# Records supplied

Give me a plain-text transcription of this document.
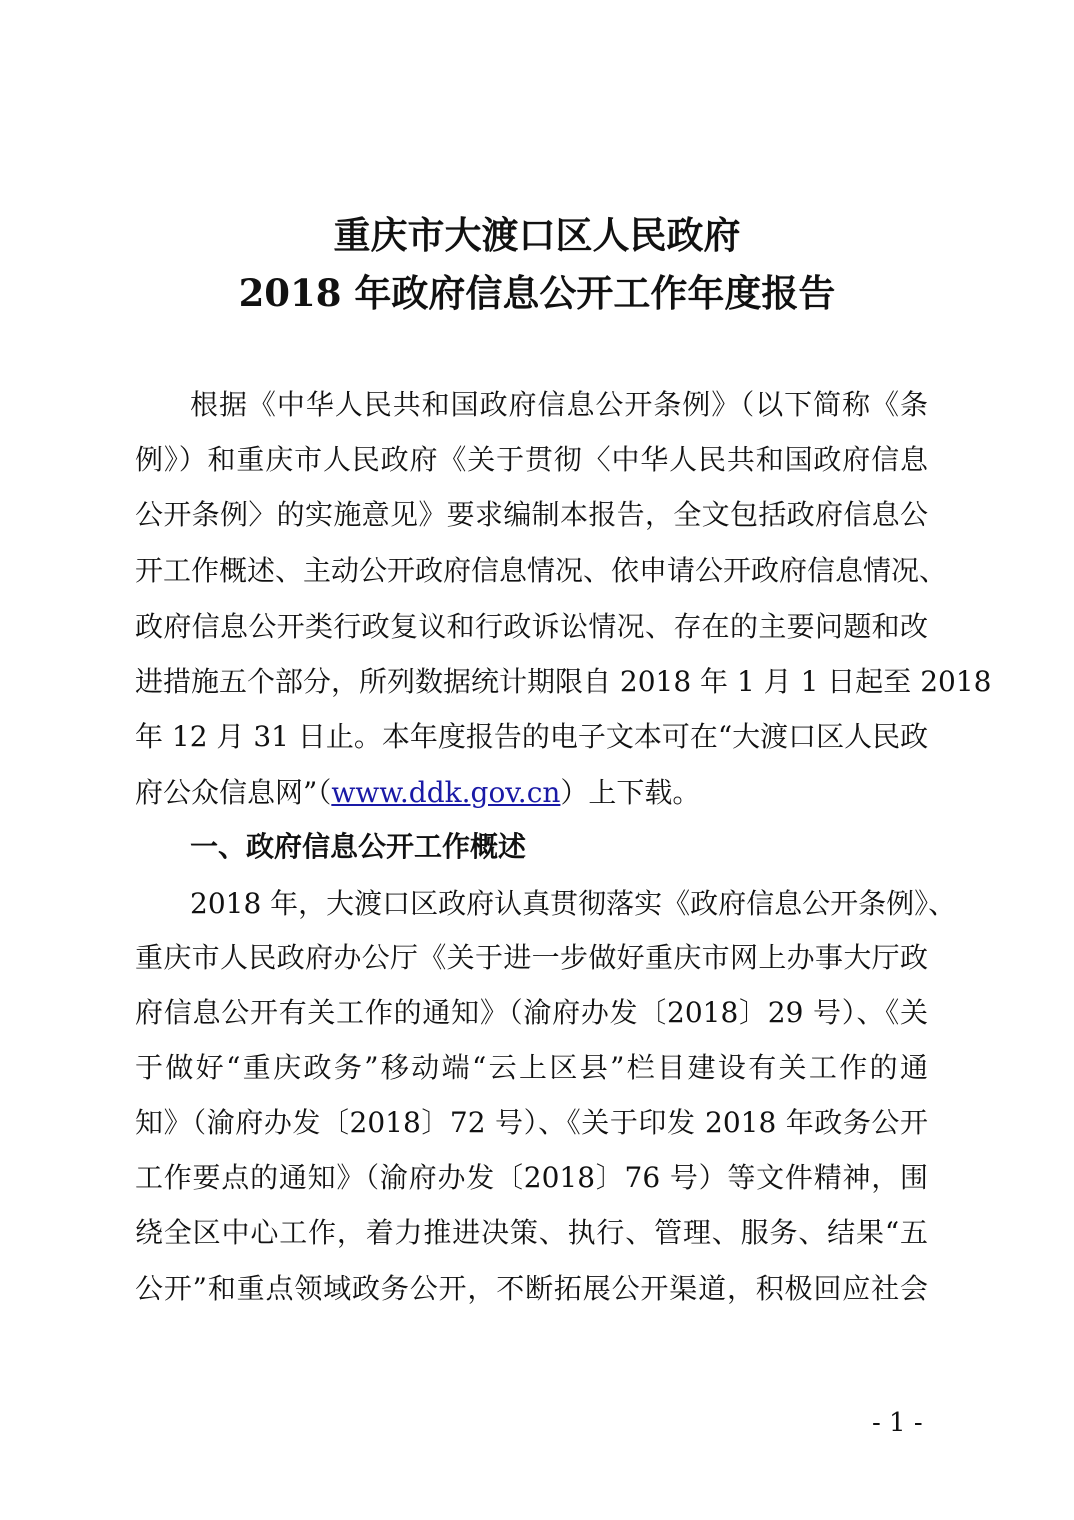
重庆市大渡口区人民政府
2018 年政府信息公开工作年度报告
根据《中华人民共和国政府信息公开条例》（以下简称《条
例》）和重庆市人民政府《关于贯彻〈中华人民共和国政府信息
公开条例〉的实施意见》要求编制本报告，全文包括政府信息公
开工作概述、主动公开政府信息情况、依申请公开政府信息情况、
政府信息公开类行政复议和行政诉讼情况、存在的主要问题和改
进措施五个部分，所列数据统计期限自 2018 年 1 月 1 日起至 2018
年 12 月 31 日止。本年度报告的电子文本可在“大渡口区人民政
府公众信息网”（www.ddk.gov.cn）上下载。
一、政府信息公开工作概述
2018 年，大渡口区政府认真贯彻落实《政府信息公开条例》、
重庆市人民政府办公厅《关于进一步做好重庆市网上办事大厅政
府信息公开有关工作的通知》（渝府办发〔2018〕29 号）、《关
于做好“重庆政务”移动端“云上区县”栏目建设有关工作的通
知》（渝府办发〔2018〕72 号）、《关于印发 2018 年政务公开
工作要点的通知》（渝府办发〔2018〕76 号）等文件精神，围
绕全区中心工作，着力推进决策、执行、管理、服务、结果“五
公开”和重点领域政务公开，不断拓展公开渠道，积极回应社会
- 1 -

# Your task
Repeat the material above word for word, please, apart from its images.

# Finished answer
Give me a plain-text transcription of this document.
重庆市大渡口区人民政府
2018 年政府信息公开工作年度报告
根据《中华人民共和国政府信息公开条例》（以下简称《条
例》）和重庆市人民政府《关于贯彻〈中华人民共和国政府信息
公开条例〉的实施意见》要求编制本报告，全文包括政府信息公
开工作概述、主动公开政府信息情况、依申请公开政府信息情况、
政府信息公开类行政复议和行政诉讼情况、存在的主要问题和改
进措施五个部分，所列数据统计期限自 2018 年 1 月 1 日起至 2018
年 12 月 31 日止。本年度报告的电子文本可在“大渡口区人民政
府公众信息网”（www.ddk.gov.cn）上下载。
一、政府信息公开工作概述
2018 年，大渡口区政府认真贯彻落实《政府信息公开条例》、
重庆市人民政府办公厅《关于进一步做好重庆市网上办事大厅政
府信息公开有关工作的通知》（渝府办发〔2018〕29 号）、《关
于做好“重庆政务”移动端“云上区县”栏目建设有关工作的通
知》（渝府办发〔2018〕72 号）、《关于印发 2018 年政务公开
工作要点的通知》（渝府办发〔2018〕76 号）等文件精神，围
绕全区中心工作，着力推进决策、执行、管理、服务、结果“五
公开”和重点领域政务公开，不断拓展公开渠道，积极回应社会
- 1 -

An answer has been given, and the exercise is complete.